··· Dataset ···

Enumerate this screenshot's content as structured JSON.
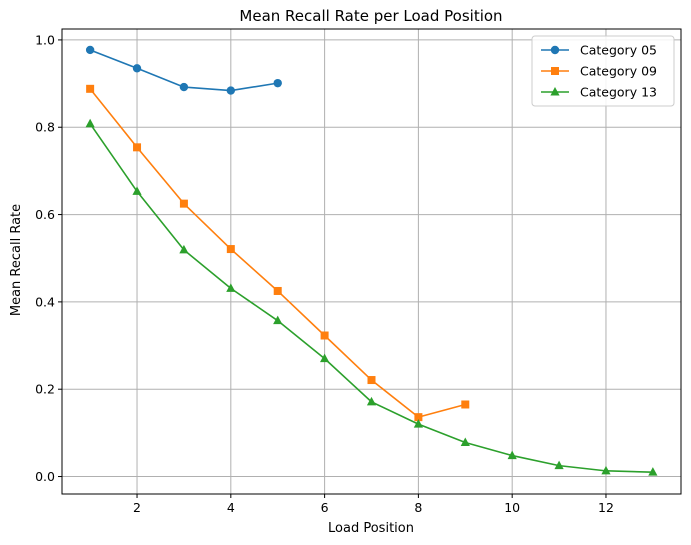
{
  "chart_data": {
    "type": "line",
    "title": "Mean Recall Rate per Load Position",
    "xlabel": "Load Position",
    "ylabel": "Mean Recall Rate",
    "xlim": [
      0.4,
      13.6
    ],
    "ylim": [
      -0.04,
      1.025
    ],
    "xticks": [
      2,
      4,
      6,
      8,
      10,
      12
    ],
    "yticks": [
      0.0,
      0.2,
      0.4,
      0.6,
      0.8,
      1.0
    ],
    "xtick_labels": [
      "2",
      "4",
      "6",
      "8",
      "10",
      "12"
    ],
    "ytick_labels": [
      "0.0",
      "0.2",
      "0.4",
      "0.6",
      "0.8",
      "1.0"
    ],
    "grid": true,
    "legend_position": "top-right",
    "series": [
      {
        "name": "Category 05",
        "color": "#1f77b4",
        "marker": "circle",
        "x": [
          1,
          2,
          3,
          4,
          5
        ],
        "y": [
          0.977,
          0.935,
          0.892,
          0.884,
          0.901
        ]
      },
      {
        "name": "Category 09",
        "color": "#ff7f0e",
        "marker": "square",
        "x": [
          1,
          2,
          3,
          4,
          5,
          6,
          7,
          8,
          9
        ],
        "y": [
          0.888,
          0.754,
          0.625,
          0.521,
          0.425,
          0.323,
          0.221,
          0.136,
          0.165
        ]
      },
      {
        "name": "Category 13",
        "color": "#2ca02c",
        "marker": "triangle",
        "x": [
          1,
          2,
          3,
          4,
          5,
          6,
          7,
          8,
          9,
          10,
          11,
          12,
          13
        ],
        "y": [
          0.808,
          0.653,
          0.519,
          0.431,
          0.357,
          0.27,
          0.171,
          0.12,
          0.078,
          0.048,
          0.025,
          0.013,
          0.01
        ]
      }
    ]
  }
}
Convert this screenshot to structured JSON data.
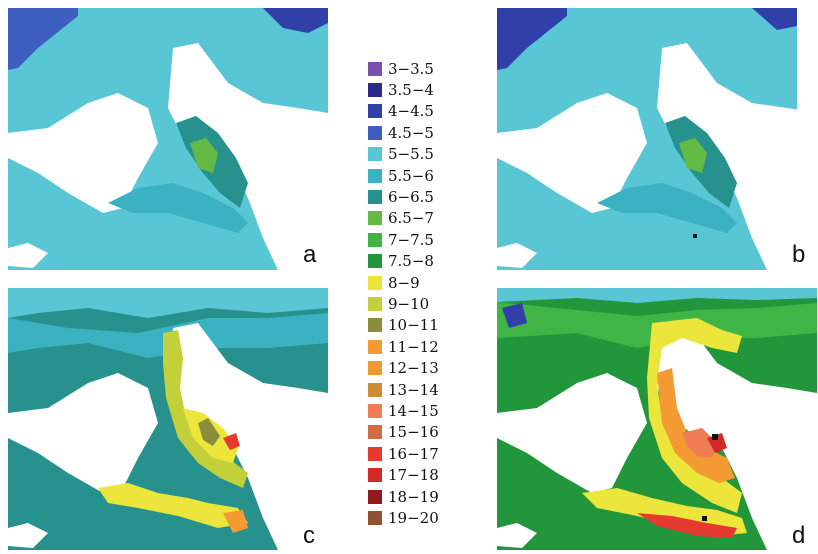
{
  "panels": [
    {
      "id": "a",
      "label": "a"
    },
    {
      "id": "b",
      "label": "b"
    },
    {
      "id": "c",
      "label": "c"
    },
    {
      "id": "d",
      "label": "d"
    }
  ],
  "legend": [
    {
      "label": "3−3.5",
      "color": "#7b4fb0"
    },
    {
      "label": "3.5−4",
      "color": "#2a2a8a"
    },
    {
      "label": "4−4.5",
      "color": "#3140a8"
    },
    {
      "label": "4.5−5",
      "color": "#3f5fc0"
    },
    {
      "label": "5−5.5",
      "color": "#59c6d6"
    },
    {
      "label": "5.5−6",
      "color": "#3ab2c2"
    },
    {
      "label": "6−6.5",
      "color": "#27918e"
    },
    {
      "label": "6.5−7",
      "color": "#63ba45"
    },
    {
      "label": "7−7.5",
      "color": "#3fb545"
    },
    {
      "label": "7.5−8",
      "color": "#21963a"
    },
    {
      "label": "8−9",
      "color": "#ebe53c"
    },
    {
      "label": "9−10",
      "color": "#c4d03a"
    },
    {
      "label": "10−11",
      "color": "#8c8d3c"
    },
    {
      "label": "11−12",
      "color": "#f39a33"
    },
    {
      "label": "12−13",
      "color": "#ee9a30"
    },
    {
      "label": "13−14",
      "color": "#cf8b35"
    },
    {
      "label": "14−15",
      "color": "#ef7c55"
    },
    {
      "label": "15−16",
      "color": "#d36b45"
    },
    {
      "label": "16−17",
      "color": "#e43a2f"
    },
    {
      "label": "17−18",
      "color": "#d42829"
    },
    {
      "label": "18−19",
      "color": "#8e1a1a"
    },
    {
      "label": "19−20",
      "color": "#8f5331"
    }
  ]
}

···

### Your instructions
Restate the records above in full, word for word. Keep pictures out.

### Solution
Enumerate this screenshot's content as structured JSON.
{
  "chart_data": {
    "type": "line",
    "title": "Mean Recall Rate per Load Position",
    "xlabel": "Load Position",
    "ylabel": "Mean Recall Rate",
    "xlim": [
      0.4,
      13.6
    ],
    "ylim": [
      -0.04,
      1.025
    ],
    "xticks": [
      2,
      4,
      6,
      8,
      10,
      12
    ],
    "yticks": [
      0.0,
      0.2,
      0.4,
      0.6,
      0.8,
      1.0
    ],
    "xtick_labels": [
      "2",
      "4",
      "6",
      "8",
      "10",
      "12"
    ],
    "ytick_labels": [
      "0.0",
      "0.2",
      "0.4",
      "0.6",
      "0.8",
      "1.0"
    ],
    "grid": true,
    "legend_position": "top-right",
    "series": [
      {
        "name": "Category 05",
        "color": "#1f77b4",
        "marker": "circle",
        "x": [
          1,
          2,
          3,
          4,
          5
        ],
        "y": [
          0.977,
          0.935,
          0.892,
          0.884,
          0.901
        ]
      },
      {
        "name": "Category 09",
        "color": "#ff7f0e",
        "marker": "square",
        "x": [
          1,
          2,
          3,
          4,
          5,
          6,
          7,
          8,
          9
        ],
        "y": [
          0.888,
          0.754,
          0.625,
          0.521,
          0.425,
          0.323,
          0.221,
          0.136,
          0.165
        ]
      },
      {
        "name": "Category 13",
        "color": "#2ca02c",
        "marker": "triangle",
        "x": [
          1,
          2,
          3,
          4,
          5,
          6,
          7,
          8,
          9,
          10,
          11,
          12,
          13
        ],
        "y": [
          0.808,
          0.653,
          0.519,
          0.431,
          0.357,
          0.27,
          0.171,
          0.12,
          0.078,
          0.048,
          0.025,
          0.013,
          0.01
        ]
      }
    ]
  }
}
Convert this screenshot to structured JSON data.
{
  "panels": [
    {
      "id": "a",
      "label": "a"
    },
    {
      "id": "b",
      "label": "b"
    },
    {
      "id": "c",
      "label": "c"
    },
    {
      "id": "d",
      "label": "d"
    }
  ],
  "legend": [
    {
      "label": "3−3.5",
      "color": "#7b4fb0"
    },
    {
      "label": "3.5−4",
      "color": "#2a2a8a"
    },
    {
      "label": "4−4.5",
      "color": "#3140a8"
    },
    {
      "label": "4.5−5",
      "color": "#3f5fc0"
    },
    {
      "label": "5−5.5",
      "color": "#59c6d6"
    },
    {
      "label": "5.5−6",
      "color": "#3ab2c2"
    },
    {
      "label": "6−6.5",
      "color": "#27918e"
    },
    {
      "label": "6.5−7",
      "color": "#63ba45"
    },
    {
      "label": "7−7.5",
      "color": "#3fb545"
    },
    {
      "label": "7.5−8",
      "color": "#21963a"
    },
    {
      "label": "8−9",
      "color": "#ebe53c"
    },
    {
      "label": "9−10",
      "color": "#c4d03a"
    },
    {
      "label": "10−11",
      "color": "#8c8d3c"
    },
    {
      "label": "11−12",
      "color": "#f39a33"
    },
    {
      "label": "12−13",
      "color": "#ee9a30"
    },
    {
      "label": "13−14",
      "color": "#cf8b35"
    },
    {
      "label": "14−15",
      "color": "#ef7c55"
    },
    {
      "label": "15−16",
      "color": "#d36b45"
    },
    {
      "label": "16−17",
      "color": "#e43a2f"
    },
    {
      "label": "17−18",
      "color": "#d42829"
    },
    {
      "label": "18−19",
      "color": "#8e1a1a"
    },
    {
      "label": "19−20",
      "color": "#8f5331"
    }
  ]
}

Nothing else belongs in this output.